Work required
Every line that holds "深圳市公众急救培训基地管理办法" should be shown.

Dataset items
· · ·

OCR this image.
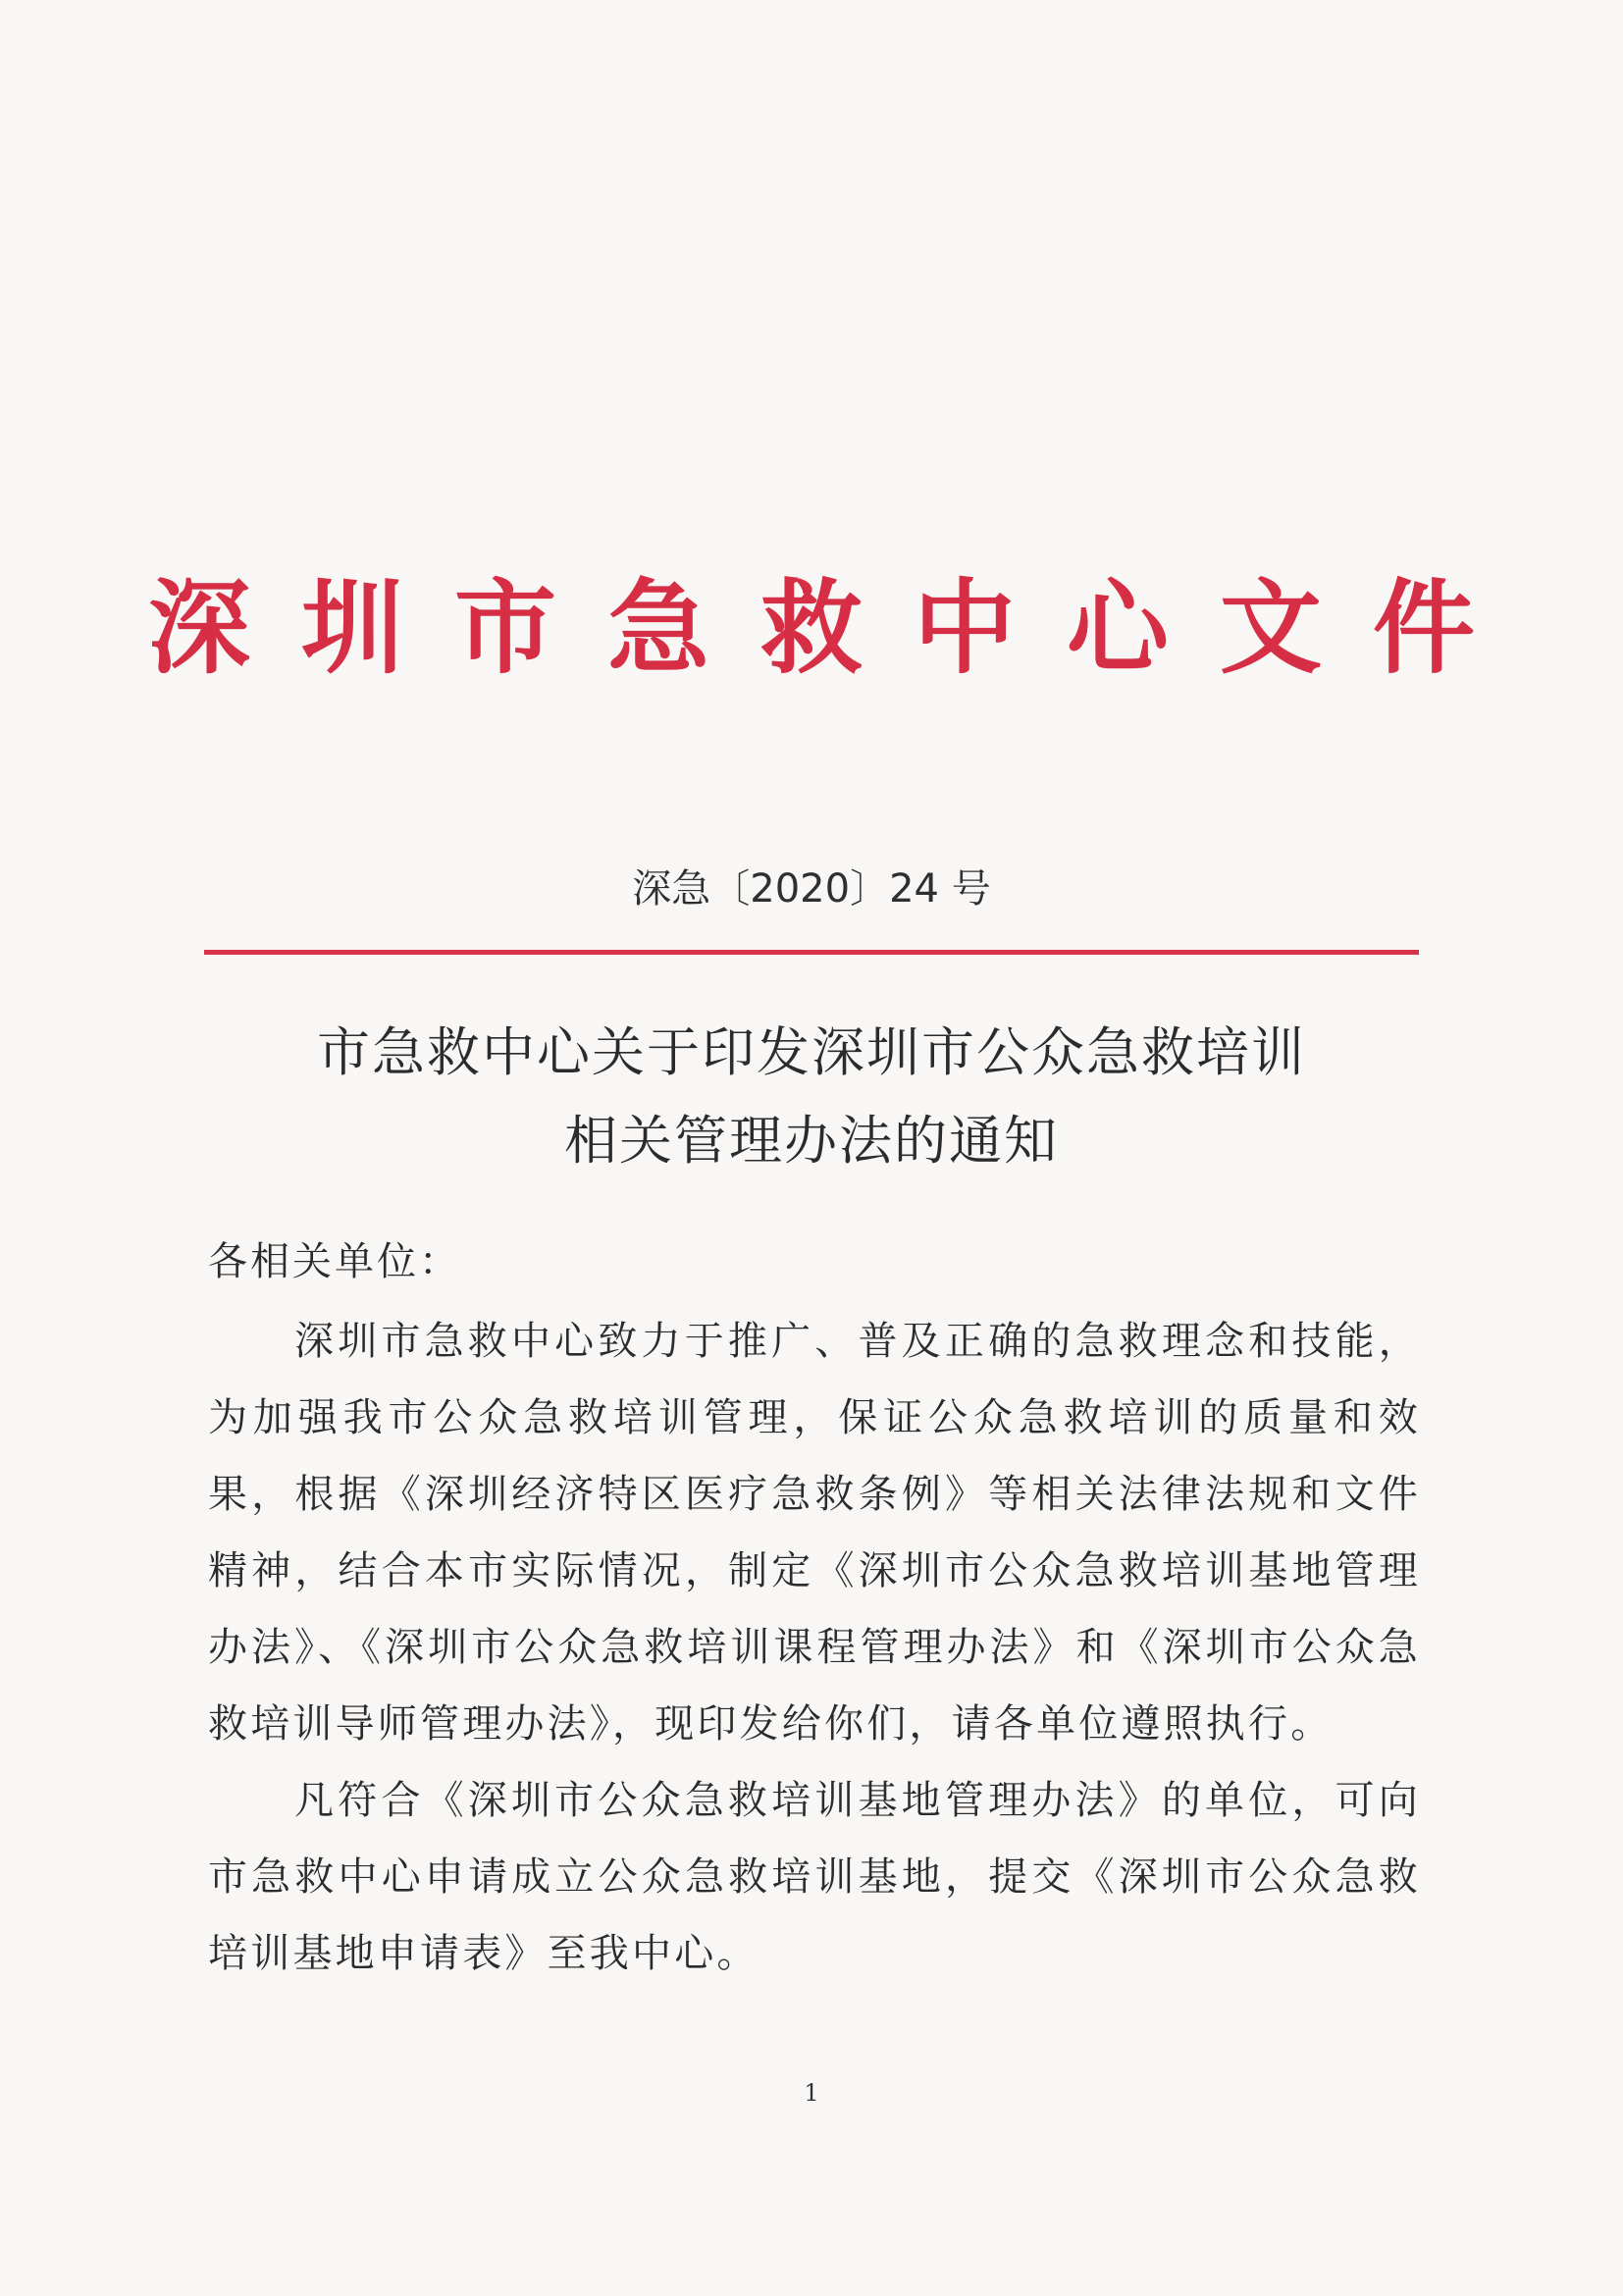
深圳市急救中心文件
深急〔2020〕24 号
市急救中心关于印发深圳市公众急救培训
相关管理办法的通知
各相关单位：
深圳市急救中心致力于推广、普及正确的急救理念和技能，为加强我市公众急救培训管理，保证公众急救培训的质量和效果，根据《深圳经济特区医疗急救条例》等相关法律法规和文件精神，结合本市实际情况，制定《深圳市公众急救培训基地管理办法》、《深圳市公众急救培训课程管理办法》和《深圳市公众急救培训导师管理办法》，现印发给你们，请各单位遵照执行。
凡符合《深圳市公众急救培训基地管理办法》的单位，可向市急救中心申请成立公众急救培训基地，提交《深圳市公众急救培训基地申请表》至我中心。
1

· · ·

The output
深圳市急救中心致力于推广、普及正确的急救理念和技能，为加强我市公众急救培训管理，保证公众急救培训的质量和效果，根据《深圳经济特区医疗急救条例》等相关法律法规和文件精神，结合本市实际情况，制定《深圳市公众急救培训基地管理办法》、《深圳市公众急救培训课程管理办法》和《深圳市公众急救培训导师管理办法》，现印发给你们，请各单位遵照执行。
凡符合《深圳市公众急救培训基地管理办法》的单位，可向市急救中心申请成立公众急救培训基地，提交《深圳市公众急救培训基地申请表》至我中心。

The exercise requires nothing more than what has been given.